▸ Instructions for the task
Print all records exactly, leaving nothing out.

================================

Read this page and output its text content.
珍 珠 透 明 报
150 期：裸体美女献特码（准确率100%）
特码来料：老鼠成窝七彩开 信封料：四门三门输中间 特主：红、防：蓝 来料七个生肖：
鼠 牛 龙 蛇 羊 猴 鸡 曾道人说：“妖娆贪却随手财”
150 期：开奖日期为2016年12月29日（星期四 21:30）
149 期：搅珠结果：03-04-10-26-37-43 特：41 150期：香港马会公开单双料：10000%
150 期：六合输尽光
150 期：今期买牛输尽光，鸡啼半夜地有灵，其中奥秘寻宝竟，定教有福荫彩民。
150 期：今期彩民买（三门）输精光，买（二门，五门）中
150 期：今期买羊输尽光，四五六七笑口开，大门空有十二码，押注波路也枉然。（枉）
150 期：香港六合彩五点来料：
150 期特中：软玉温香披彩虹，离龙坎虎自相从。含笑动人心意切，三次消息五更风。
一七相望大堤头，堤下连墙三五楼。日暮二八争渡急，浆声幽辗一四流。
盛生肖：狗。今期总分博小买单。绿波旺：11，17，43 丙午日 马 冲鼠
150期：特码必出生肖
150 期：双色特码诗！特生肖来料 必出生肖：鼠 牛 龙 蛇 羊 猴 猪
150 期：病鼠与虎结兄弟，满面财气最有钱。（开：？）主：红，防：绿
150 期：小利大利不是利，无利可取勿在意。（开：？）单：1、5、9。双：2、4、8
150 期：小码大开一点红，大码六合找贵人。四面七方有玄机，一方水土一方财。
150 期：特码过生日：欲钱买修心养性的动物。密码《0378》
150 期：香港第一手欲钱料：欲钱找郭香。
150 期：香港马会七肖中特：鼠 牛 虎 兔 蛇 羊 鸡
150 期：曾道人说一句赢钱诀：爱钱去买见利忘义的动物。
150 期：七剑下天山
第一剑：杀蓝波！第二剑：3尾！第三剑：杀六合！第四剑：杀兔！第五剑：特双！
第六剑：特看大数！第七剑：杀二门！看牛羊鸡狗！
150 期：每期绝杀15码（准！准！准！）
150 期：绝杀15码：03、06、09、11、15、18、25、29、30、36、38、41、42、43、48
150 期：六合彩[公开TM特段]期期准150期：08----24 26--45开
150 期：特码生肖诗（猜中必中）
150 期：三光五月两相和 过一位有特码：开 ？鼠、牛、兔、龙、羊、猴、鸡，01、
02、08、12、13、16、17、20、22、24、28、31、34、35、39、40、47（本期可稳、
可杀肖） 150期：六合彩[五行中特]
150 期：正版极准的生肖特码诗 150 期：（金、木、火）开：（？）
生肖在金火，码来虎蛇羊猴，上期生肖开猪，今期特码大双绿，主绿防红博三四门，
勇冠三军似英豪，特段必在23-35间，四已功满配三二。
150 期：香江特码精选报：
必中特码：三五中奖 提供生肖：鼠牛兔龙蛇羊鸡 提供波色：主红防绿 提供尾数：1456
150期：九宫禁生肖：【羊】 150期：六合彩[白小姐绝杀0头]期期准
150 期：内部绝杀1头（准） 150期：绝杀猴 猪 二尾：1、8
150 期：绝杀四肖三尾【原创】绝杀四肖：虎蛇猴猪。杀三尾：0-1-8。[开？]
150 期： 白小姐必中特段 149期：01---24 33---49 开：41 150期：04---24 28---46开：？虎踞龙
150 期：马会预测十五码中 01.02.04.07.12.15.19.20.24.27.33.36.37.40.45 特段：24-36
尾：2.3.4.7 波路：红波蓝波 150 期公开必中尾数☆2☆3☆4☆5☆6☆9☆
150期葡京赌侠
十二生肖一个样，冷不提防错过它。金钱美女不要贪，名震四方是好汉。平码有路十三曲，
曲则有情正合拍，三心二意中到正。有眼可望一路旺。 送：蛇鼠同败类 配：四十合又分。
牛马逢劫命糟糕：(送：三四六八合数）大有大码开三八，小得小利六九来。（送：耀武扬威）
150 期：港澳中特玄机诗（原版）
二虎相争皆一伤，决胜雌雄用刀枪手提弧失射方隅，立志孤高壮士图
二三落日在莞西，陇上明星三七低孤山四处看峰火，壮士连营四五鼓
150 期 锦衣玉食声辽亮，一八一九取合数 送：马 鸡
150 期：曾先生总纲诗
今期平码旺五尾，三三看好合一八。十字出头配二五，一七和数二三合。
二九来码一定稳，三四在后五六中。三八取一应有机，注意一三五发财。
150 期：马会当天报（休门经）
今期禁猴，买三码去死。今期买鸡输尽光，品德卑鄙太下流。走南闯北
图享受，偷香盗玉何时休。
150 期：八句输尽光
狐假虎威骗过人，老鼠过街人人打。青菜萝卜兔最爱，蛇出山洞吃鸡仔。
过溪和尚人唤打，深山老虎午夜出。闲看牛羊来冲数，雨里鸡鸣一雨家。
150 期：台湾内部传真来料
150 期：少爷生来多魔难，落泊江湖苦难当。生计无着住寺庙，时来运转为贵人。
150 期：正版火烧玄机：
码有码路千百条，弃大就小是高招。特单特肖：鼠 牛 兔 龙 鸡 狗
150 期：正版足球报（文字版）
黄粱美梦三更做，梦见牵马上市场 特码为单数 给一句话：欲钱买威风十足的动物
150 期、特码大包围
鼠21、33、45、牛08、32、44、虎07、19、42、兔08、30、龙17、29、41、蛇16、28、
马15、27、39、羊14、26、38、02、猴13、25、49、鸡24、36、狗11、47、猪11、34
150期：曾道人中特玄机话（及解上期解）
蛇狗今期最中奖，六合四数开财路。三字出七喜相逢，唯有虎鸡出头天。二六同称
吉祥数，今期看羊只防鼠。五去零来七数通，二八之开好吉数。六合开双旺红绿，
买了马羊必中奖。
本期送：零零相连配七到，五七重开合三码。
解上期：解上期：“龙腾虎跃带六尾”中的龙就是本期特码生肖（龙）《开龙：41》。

================================

▸ Result for this task
Read this page and output its text content.
珍 珠 透 明 报
150 期：裸体美女献特码（准确率100%）
特码来料：老鼠成窝七彩开 信封料：四门三门输中间 特主：红、防：蓝 来料七个生肖：
鼠 牛 龙 蛇 羊 猴 鸡 曾道人说：“妖娆贪却随手财”
150 期：开奖日期为2016年12月29日（星期四 21:30）
149 期：搅珠结果：03-04-10-26-37-43 特：41 150期：香港马会公开单双料：10000%
150 期：六合输尽光
150 期：今期买牛输尽光，鸡啼半夜地有灵，其中奥秘寻宝竟，定教有福荫彩民。
150 期：今期彩民买（三门）输精光，买（二门，五门）中
150 期：今期买羊输尽光，四五六七笑口开，大门空有十二码，押注波路也枉然。（枉）
150 期：香港六合彩五点来料：
150 期特中：软玉温香披彩虹，离龙坎虎自相从。含笑动人心意切，三次消息五更风。
一七相望大堤头，堤下连墙三五楼。日暮二八争渡急，浆声幽辗一四流。
盛生肖：狗。今期总分博小买单。绿波旺：11，17，43 丙午日 马 冲鼠
150期：特码必出生肖
150 期：双色特码诗！特生肖来料 必出生肖：鼠 牛 龙 蛇 羊 猴 猪
150 期：病鼠与虎结兄弟，满面财气最有钱。（开：？）主：红，防：绿
150 期：小利大利不是利，无利可取勿在意。（开：？）单：1、5、9。双：2、4、8
150 期：小码大开一点红，大码六合找贵人。四面七方有玄机，一方水土一方财。
150 期：特码过生日：欲钱买修心养性的动物。密码《0378》
150 期：香港第一手欲钱料：欲钱找郭香。
150 期：香港马会七肖中特：鼠 牛 虎 兔 蛇 羊 鸡
150 期：曾道人说一句赢钱诀：爱钱去买见利忘义的动物。
150 期：七剑下天山
第一剑：杀蓝波！第二剑：3尾！第三剑：杀六合！第四剑：杀兔！第五剑：特双！
第六剑：特看大数！第七剑：杀二门！看牛羊鸡狗！
150 期：每期绝杀15码（准！准！准！）
150 期：绝杀15码：03、06、09、11、15、18、25、29、30、36、38、41、42、43、48
150 期：六合彩[公开TM特段]期期准150期：08----24 26--45开
150 期：特码生肖诗（猜中必中）
150 期：三光五月两相和 过一位有特码：开 ？鼠、牛、兔、龙、羊、猴、鸡，01、
02、08、12、13、16、17、20、22、24、28、31、34、35、39、40、47（本期可稳、
可杀肖） 150期：六合彩[五行中特]
150 期：正版极准的生肖特码诗 150 期：（金、木、火）开：（？）
生肖在金火，码来虎蛇羊猴，上期生肖开猪，今期特码大双绿，主绿防红博三四门，
勇冠三军似英豪，特段必在23-35间，四已功满配三二。
150 期：香江特码精选报：
必中特码：三五中奖 提供生肖：鼠牛兔龙蛇羊鸡 提供波色：主红防绿 提供尾数：1456
150期：九宫禁生肖：【羊】 150期：六合彩[白小姐绝杀0头]期期准
150 期：内部绝杀1头（准） 150期：绝杀猴 猪 二尾：1、8
150 期：绝杀四肖三尾【原创】绝杀四肖：虎蛇猴猪。杀三尾：0-1-8。[开？]
150 期： 白小姐必中特段 149期：01---24 33---49 开：41 150期：04---24 28---46开：？虎踞龙
150 期：马会预测十五码中 01.02.04.07.12.15.19.20.24.27.33.36.37.40.45 特段：24-36
尾：2.3.4.7 波路：红波蓝波 150 期公开必中尾数☆2☆3☆4☆5☆6☆9☆
150期葡京赌侠
十二生肖一个样，冷不提防错过它。金钱美女不要贪，名震四方是好汉。平码有路十三曲，
曲则有情正合拍，三心二意中到正。有眼可望一路旺。 送：蛇鼠同败类 配：四十合又分。
牛马逢劫命糟糕：(送：三四六八合数）大有大码开三八，小得小利六九来。（送：耀武扬威）
150 期：港澳中特玄机诗（原版）
二虎相争皆一伤，决胜雌雄用刀枪手提弧失射方隅，立志孤高壮士图
二三落日在莞西，陇上明星三七低孤山四处看峰火，壮士连营四五鼓
150 期 锦衣玉食声辽亮，一八一九取合数 送：马 鸡
150 期：曾先生总纲诗
今期平码旺五尾，三三看好合一八。十字出头配二五，一七和数二三合。
二九来码一定稳，三四在后五六中。三八取一应有机，注意一三五发财。
150 期：马会当天报（休门经）
今期禁猴，买三码去死。今期买鸡输尽光，品德卑鄙太下流。走南闯北
图享受，偷香盗玉何时休。
150 期：八句输尽光
狐假虎威骗过人，老鼠过街人人打。青菜萝卜兔最爱，蛇出山洞吃鸡仔。
过溪和尚人唤打，深山老虎午夜出。闲看牛羊来冲数，雨里鸡鸣一雨家。
150 期：台湾内部传真来料
150 期：少爷生来多魔难，落泊江湖苦难当。生计无着住寺庙，时来运转为贵人。
150 期：正版火烧玄机：
码有码路千百条，弃大就小是高招。特单特肖：鼠 牛 兔 龙 鸡 狗
150 期：正版足球报（文字版）
黄粱美梦三更做，梦见牵马上市场 特码为单数 给一句话：欲钱买威风十足的动物
150 期、特码大包围
鼠21、33、45、牛08、32、44、虎07、19、42、兔08、30、龙17、29、41、蛇16、28、
马15、27、39、羊14、26、38、02、猴13、25、49、鸡24、36、狗11、47、猪11、34
150期：曾道人中特玄机话（及解上期解）
蛇狗今期最中奖，六合四数开财路。三字出七喜相逢，唯有虎鸡出头天。二六同称
吉祥数，今期看羊只防鼠。五去零来七数通，二八之开好吉数。六合开双旺红绿，
买了马羊必中奖。
本期送：零零相连配七到，五七重开合三码。
解上期：解上期：“龙腾虎跃带六尾”中的龙就是本期特码生肖（龙）《开龙：41》。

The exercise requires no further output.